'''

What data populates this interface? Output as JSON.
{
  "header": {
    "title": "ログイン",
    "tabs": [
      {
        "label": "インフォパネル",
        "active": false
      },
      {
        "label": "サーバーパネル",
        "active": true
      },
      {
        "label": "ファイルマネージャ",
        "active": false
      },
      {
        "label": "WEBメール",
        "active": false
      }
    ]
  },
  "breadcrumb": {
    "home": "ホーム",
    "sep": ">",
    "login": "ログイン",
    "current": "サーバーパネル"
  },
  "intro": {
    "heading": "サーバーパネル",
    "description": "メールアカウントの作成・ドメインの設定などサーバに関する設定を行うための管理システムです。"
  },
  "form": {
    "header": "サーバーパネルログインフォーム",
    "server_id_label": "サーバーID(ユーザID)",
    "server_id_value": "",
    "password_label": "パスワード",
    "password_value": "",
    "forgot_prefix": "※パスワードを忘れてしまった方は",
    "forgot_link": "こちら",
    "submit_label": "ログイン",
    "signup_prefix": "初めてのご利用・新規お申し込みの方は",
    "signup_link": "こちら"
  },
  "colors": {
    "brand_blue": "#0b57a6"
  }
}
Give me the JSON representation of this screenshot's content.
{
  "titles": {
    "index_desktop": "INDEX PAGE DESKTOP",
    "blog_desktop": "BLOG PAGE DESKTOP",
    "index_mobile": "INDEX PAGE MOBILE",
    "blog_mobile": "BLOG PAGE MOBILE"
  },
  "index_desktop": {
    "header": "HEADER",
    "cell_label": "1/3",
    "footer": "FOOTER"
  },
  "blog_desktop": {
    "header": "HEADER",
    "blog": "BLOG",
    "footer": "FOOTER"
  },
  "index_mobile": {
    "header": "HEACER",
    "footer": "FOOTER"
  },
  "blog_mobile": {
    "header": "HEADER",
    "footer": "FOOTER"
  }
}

'''

▸ Your goal:
Output the entries exactly.

▸ Exercise result:
What data populates this interface? Output as JSON.
{
  "header": {
    "title": "ログイン",
    "tabs": [
      {
        "label": "インフォパネル",
        "active": false
      },
      {
        "label": "サーバーパネル",
        "active": true
      },
      {
        "label": "ファイルマネージャ",
        "active": false
      },
      {
        "label": "WEBメール",
        "active": false
      }
    ]
  },
  "breadcrumb": {
    "home": "ホーム",
    "sep": ">",
    "login": "ログイン",
    "current": "サーバーパネル"
  },
  "intro": {
    "heading": "サーバーパネル",
    "description": "メールアカウントの作成・ドメインの設定などサーバに関する設定を行うための管理システムです。"
  },
  "form": {
    "header": "サーバーパネルログインフォーム",
    "server_id_label": "サーバーID(ユーザID)",
    "server_id_value": "",
    "password_label": "パスワード",
    "password_value": "",
    "forgot_prefix": "※パスワードを忘れてしまった方は",
    "forgot_link": "こちら",
    "submit_label": "ログイン",
    "signup_prefix": "初めてのご利用・新規お申し込みの方は",
    "signup_link": "こちら"
  },
  "colors": {
    "brand_blue": "#0b57a6"
  }
}
Give me the JSON representation of this screenshot's content.
{
  "titles": {
    "index_desktop": "INDEX PAGE DESKTOP",
    "blog_desktop": "BLOG PAGE DESKTOP",
    "index_mobile": "INDEX PAGE MOBILE",
    "blog_mobile": "BLOG PAGE MOBILE"
  },
  "index_desktop": {
    "header": "HEADER",
    "cell_label": "1/3",
    "footer": "FOOTER"
  },
  "blog_desktop": {
    "header": "HEADER",
    "blog": "BLOG",
    "footer": "FOOTER"
  },
  "index_mobile": {
    "header": "HEACER",
    "footer": "FOOTER"
  },
  "blog_mobile": {
    "header": "HEADER",
    "footer": "FOOTER"
  }
}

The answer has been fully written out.